▶ THE REQUEST:
Each entry below is to be printed verbatim.

------ GIVEN RECORDS ------

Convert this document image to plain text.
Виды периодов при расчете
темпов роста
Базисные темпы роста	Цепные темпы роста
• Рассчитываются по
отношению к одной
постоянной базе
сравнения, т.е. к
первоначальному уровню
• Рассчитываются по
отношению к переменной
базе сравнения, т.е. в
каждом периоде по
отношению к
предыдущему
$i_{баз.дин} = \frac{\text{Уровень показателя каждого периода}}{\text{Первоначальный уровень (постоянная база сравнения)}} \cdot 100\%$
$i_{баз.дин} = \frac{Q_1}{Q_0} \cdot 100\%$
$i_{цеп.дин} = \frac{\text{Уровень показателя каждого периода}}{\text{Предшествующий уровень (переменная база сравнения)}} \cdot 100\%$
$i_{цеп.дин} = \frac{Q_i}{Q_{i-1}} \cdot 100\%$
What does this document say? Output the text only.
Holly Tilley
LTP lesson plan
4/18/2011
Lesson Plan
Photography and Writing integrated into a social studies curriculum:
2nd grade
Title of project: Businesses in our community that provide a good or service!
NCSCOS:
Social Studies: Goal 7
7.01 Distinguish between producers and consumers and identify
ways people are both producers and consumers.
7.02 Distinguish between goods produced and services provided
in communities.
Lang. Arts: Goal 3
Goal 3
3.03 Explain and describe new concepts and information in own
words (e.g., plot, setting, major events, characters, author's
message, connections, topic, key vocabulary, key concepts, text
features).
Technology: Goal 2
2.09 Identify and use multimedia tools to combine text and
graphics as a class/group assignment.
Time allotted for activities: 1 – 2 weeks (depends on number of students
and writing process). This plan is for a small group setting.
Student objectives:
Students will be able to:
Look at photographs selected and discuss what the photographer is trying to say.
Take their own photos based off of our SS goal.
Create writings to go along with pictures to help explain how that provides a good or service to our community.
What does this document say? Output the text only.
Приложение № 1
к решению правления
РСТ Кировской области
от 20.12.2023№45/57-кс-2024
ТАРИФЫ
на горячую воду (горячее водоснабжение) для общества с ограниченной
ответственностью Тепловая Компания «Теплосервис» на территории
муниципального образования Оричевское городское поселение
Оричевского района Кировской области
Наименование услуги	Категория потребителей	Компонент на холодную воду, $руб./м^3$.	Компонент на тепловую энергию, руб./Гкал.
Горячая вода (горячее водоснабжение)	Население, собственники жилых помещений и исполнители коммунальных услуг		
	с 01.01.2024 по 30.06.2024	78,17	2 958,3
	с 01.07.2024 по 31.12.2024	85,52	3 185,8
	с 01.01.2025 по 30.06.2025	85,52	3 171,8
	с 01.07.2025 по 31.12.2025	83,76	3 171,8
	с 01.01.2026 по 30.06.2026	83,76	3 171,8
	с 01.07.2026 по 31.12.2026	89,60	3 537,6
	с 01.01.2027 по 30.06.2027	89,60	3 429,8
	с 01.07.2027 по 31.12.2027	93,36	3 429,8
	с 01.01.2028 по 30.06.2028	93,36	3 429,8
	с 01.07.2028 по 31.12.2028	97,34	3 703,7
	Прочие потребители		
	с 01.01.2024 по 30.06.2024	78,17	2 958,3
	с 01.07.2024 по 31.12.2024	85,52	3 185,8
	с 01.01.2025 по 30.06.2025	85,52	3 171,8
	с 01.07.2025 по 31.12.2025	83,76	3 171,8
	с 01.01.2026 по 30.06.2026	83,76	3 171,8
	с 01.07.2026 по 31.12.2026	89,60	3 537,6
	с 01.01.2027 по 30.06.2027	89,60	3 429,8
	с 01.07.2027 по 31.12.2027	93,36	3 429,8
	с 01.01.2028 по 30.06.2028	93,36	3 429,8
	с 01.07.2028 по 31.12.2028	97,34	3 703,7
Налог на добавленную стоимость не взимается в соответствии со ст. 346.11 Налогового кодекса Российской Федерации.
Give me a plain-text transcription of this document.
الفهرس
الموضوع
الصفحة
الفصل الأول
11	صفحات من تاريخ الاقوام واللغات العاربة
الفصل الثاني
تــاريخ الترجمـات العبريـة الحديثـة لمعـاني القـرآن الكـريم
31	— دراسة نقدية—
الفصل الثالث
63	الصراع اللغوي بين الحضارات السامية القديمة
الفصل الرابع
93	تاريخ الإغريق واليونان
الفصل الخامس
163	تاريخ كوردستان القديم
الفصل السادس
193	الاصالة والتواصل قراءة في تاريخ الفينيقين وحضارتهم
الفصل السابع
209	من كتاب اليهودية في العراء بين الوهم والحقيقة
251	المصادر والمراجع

------

▶ RESULT OF THIS TASK:
Convert this document image to plain text.
Виды периодов при расчете
темпов роста
Базисные темпы роста	Цепные темпы роста
• Рассчитываются по
отношению к одной
постоянной базе
сравнения, т.е. к
первоначальному уровню
• Рассчитываются по
отношению к переменной
базе сравнения, т.е. в
каждом периоде по
отношению к
предыдущему
$i_{баз.дин} = \frac{\text{Уровень показателя каждого периода}}{\text{Первоначальный уровень (постоянная база сравнения)}} \cdot 100\%$
$i_{баз.дин} = \frac{Q_1}{Q_0} \cdot 100\%$
$i_{цеп.дин} = \frac{\text{Уровень показателя каждого периода}}{\text{Предшествующий уровень (переменная база сравнения)}} \cdot 100\%$
$i_{цеп.дин} = \frac{Q_i}{Q_{i-1}} \cdot 100\%$
What does this document say? Output the text only.
Holly Tilley
LTP lesson plan
4/18/2011
Lesson Plan
Photography and Writing integrated into a social studies curriculum:
2nd grade
Title of project: Businesses in our community that provide a good or service!
NCSCOS:
Social Studies: Goal 7
7.01 Distinguish between producers and consumers and identify
ways people are both producers and consumers.
7.02 Distinguish between goods produced and services provided
in communities.
Lang. Arts: Goal 3
Goal 3
3.03 Explain and describe new concepts and information in own
words (e.g., plot, setting, major events, characters, author's
message, connections, topic, key vocabulary, key concepts, text
features).
Technology: Goal 2
2.09 Identify and use multimedia tools to combine text and
graphics as a class/group assignment.
Time allotted for activities: 1 – 2 weeks (depends on number of students
and writing process). This plan is for a small group setting.
Student objectives:
Students will be able to:
Look at photographs selected and discuss what the photographer is trying to say.
Take their own photos based off of our SS goal.
Create writings to go along with pictures to help explain how that provides a good or service to our community.
What does this document say? Output the text only.
Приложение № 1
к решению правления
РСТ Кировской области
от 20.12.2023№45/57-кс-2024
ТАРИФЫ
на горячую воду (горячее водоснабжение) для общества с ограниченной
ответственностью Тепловая Компания «Теплосервис» на территории
муниципального образования Оричевское городское поселение
Оричевского района Кировской области
Наименование услуги	Категория потребителей	Компонент на холодную воду, $руб./м^3$.	Компонент на тепловую энергию, руб./Гкал.
Горячая вода (горячее водоснабжение)	Население, собственники жилых помещений и исполнители коммунальных услуг		
	с 01.01.2024 по 30.06.2024	78,17	2 958,3
	с 01.07.2024 по 31.12.2024	85,52	3 185,8
	с 01.01.2025 по 30.06.2025	85,52	3 171,8
	с 01.07.2025 по 31.12.2025	83,76	3 171,8
	с 01.01.2026 по 30.06.2026	83,76	3 171,8
	с 01.07.2026 по 31.12.2026	89,60	3 537,6
	с 01.01.2027 по 30.06.2027	89,60	3 429,8
	с 01.07.2027 по 31.12.2027	93,36	3 429,8
	с 01.01.2028 по 30.06.2028	93,36	3 429,8
	с 01.07.2028 по 31.12.2028	97,34	3 703,7
	Прочие потребители		
	с 01.01.2024 по 30.06.2024	78,17	2 958,3
	с 01.07.2024 по 31.12.2024	85,52	3 185,8
	с 01.01.2025 по 30.06.2025	85,52	3 171,8
	с 01.07.2025 по 31.12.2025	83,76	3 171,8
	с 01.01.2026 по 30.06.2026	83,76	3 171,8
	с 01.07.2026 по 31.12.2026	89,60	3 537,6
	с 01.01.2027 по 30.06.2027	89,60	3 429,8
	с 01.07.2027 по 31.12.2027	93,36	3 429,8
	с 01.01.2028 по 30.06.2028	93,36	3 429,8
	с 01.07.2028 по 31.12.2028	97,34	3 703,7
Налог на добавленную стоимость не взимается в соответствии со ст. 346.11 Налогового кодекса Российской Федерации.
Give me a plain-text transcription of this document.
الفهرس
الموضوع
الصفحة
الفصل الأول
11	صفحات من تاريخ الاقوام واللغات العاربة
الفصل الثاني
تــاريخ الترجمـات العبريـة الحديثـة لمعـاني القـرآن الكـريم
31	— دراسة نقدية—
الفصل الثالث
63	الصراع اللغوي بين الحضارات السامية القديمة
الفصل الرابع
93	تاريخ الإغريق واليونان
الفصل الخامس
163	تاريخ كوردستان القديم
الفصل السادس
193	الاصالة والتواصل قراءة في تاريخ الفينيقين وحضارتهم
الفصل السابع
209	من كتاب اليهودية في العراء بين الوهم والحقيقة
251	المصادر والمراجع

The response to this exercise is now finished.